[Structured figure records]
## start

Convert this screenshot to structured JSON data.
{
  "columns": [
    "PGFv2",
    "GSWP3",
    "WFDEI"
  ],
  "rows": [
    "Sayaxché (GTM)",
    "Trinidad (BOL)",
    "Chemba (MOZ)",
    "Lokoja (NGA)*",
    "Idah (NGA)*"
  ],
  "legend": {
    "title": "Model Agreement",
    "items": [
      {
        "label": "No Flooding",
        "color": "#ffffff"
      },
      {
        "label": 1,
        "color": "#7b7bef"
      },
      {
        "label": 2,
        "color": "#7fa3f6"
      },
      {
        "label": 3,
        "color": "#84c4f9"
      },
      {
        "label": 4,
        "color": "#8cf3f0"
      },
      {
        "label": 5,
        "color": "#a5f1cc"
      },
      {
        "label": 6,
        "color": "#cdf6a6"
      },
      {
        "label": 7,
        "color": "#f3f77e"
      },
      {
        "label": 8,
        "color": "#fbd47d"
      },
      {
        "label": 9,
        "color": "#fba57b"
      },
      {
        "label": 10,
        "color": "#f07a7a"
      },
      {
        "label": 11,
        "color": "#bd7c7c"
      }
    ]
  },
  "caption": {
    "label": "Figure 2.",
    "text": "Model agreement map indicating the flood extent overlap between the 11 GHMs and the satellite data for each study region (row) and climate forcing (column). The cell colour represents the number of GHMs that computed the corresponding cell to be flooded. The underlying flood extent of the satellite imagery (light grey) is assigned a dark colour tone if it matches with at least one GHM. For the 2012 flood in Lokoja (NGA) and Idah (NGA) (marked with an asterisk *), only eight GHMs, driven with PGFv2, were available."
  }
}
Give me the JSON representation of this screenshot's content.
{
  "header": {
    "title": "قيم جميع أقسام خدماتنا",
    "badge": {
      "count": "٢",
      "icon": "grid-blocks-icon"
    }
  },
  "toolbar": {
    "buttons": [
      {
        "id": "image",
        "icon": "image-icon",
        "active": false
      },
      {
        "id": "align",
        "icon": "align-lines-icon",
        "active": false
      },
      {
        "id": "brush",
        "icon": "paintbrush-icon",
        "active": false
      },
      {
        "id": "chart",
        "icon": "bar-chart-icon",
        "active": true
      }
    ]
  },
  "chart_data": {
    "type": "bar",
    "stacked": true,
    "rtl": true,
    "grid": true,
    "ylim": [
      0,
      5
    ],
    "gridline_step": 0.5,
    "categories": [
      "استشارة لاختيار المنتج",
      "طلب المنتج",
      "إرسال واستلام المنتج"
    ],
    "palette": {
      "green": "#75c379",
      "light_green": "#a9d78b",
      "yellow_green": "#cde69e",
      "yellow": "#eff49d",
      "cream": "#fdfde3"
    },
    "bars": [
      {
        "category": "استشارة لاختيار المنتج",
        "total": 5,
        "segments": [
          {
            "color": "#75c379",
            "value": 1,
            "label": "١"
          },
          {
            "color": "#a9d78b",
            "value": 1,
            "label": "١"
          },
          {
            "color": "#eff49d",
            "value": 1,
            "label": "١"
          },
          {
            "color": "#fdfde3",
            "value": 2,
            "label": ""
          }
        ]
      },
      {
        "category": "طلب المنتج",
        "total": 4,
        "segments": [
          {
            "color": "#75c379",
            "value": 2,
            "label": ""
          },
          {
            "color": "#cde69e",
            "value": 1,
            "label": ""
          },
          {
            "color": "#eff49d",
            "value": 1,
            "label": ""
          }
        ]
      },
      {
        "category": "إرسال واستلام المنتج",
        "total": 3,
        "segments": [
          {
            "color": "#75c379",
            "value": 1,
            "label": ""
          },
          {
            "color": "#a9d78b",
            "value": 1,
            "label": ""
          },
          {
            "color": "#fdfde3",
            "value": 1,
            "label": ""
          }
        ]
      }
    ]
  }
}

## end

WHAT THE TASK ASKS - Copy all of the data. Keep every word exactly as it is.

FINAL RESULT -
Convert this screenshot to structured JSON data.
{
  "columns": [
    "PGFv2",
    "GSWP3",
    "WFDEI"
  ],
  "rows": [
    "Sayaxché (GTM)",
    "Trinidad (BOL)",
    "Chemba (MOZ)",
    "Lokoja (NGA)*",
    "Idah (NGA)*"
  ],
  "legend": {
    "title": "Model Agreement",
    "items": [
      {
        "label": "No Flooding",
        "color": "#ffffff"
      },
      {
        "label": 1,
        "color": "#7b7bef"
      },
      {
        "label": 2,
        "color": "#7fa3f6"
      },
      {
        "label": 3,
        "color": "#84c4f9"
      },
      {
        "label": 4,
        "color": "#8cf3f0"
      },
      {
        "label": 5,
        "color": "#a5f1cc"
      },
      {
        "label": 6,
        "color": "#cdf6a6"
      },
      {
        "label": 7,
        "color": "#f3f77e"
      },
      {
        "label": 8,
        "color": "#fbd47d"
      },
      {
        "label": 9,
        "color": "#fba57b"
      },
      {
        "label": 10,
        "color": "#f07a7a"
      },
      {
        "label": 11,
        "color": "#bd7c7c"
      }
    ]
  },
  "caption": {
    "label": "Figure 2.",
    "text": "Model agreement map indicating the flood extent overlap between the 11 GHMs and the satellite data for each study region (row) and climate forcing (column). The cell colour represents the number of GHMs that computed the corresponding cell to be flooded. The underlying flood extent of the satellite imagery (light grey) is assigned a dark colour tone if it matches with at least one GHM. For the 2012 flood in Lokoja (NGA) and Idah (NGA) (marked with an asterisk *), only eight GHMs, driven with PGFv2, were available."
  }
}
Give me the JSON representation of this screenshot's content.
{
  "header": {
    "title": "قيم جميع أقسام خدماتنا",
    "badge": {
      "count": "٢",
      "icon": "grid-blocks-icon"
    }
  },
  "toolbar": {
    "buttons": [
      {
        "id": "image",
        "icon": "image-icon",
        "active": false
      },
      {
        "id": "align",
        "icon": "align-lines-icon",
        "active": false
      },
      {
        "id": "brush",
        "icon": "paintbrush-icon",
        "active": false
      },
      {
        "id": "chart",
        "icon": "bar-chart-icon",
        "active": true
      }
    ]
  },
  "chart_data": {
    "type": "bar",
    "stacked": true,
    "rtl": true,
    "grid": true,
    "ylim": [
      0,
      5
    ],
    "gridline_step": 0.5,
    "categories": [
      "استشارة لاختيار المنتج",
      "طلب المنتج",
      "إرسال واستلام المنتج"
    ],
    "palette": {
      "green": "#75c379",
      "light_green": "#a9d78b",
      "yellow_green": "#cde69e",
      "yellow": "#eff49d",
      "cream": "#fdfde3"
    },
    "bars": [
      {
        "category": "استشارة لاختيار المنتج",
        "total": 5,
        "segments": [
          {
            "color": "#75c379",
            "value": 1,
            "label": "١"
          },
          {
            "color": "#a9d78b",
            "value": 1,
            "label": "١"
          },
          {
            "color": "#eff49d",
            "value": 1,
            "label": "١"
          },
          {
            "color": "#fdfde3",
            "value": 2,
            "label": ""
          }
        ]
      },
      {
        "category": "طلب المنتج",
        "total": 4,
        "segments": [
          {
            "color": "#75c379",
            "value": 2,
            "label": ""
          },
          {
            "color": "#cde69e",
            "value": 1,
            "label": ""
          },
          {
            "color": "#eff49d",
            "value": 1,
            "label": ""
          }
        ]
      },
      {
        "category": "إرسال واستلام المنتج",
        "total": 3,
        "segments": [
          {
            "color": "#75c379",
            "value": 1,
            "label": ""
          },
          {
            "color": "#a9d78b",
            "value": 1,
            "label": ""
          },
          {
            "color": "#fdfde3",
            "value": 1,
            "label": ""
          }
        ]
      }
    ]
  }
}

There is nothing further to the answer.